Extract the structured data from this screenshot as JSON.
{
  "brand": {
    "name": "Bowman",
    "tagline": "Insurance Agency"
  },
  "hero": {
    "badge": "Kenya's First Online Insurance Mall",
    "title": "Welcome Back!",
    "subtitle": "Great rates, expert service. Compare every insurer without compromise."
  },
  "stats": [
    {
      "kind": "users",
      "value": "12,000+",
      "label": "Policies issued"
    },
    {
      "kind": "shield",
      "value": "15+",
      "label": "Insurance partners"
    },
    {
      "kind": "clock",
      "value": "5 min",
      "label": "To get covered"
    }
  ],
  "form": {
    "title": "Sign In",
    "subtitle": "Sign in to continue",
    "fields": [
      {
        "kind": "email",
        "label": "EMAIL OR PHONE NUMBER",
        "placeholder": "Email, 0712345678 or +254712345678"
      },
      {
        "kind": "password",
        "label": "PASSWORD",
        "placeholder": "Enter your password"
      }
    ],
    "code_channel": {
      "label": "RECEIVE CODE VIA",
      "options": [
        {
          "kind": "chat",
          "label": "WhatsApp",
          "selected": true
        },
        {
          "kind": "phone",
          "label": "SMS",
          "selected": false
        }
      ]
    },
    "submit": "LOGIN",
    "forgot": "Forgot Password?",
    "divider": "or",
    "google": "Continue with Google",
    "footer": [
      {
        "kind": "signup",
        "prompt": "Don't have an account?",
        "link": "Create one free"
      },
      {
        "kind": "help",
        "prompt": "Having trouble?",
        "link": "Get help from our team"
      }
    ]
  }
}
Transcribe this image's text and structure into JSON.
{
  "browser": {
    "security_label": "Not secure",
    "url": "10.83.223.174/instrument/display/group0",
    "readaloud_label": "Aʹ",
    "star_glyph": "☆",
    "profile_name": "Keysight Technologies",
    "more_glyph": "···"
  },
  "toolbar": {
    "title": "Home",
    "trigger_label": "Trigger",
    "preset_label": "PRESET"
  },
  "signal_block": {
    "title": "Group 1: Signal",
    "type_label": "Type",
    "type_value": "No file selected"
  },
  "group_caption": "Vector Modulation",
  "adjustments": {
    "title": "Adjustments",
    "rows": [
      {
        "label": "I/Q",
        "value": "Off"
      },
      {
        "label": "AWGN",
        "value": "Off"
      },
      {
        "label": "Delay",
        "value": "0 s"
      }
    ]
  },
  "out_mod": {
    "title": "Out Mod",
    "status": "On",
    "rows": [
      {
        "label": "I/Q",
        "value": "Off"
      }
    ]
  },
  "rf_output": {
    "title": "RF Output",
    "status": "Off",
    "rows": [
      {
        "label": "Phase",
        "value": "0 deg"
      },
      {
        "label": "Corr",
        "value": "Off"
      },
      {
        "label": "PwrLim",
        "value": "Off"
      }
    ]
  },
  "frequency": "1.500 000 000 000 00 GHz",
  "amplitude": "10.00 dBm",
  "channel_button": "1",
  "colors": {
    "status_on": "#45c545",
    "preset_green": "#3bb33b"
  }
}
⁂
[GOAL OF THE EXERCISE]: Filter the listing for the word "this" and copy every line that holds it.

[ANSWER IN FULL]:
Extract the structured data from this screenshot as JSON.
Transcribe this image's text and structure into JSON.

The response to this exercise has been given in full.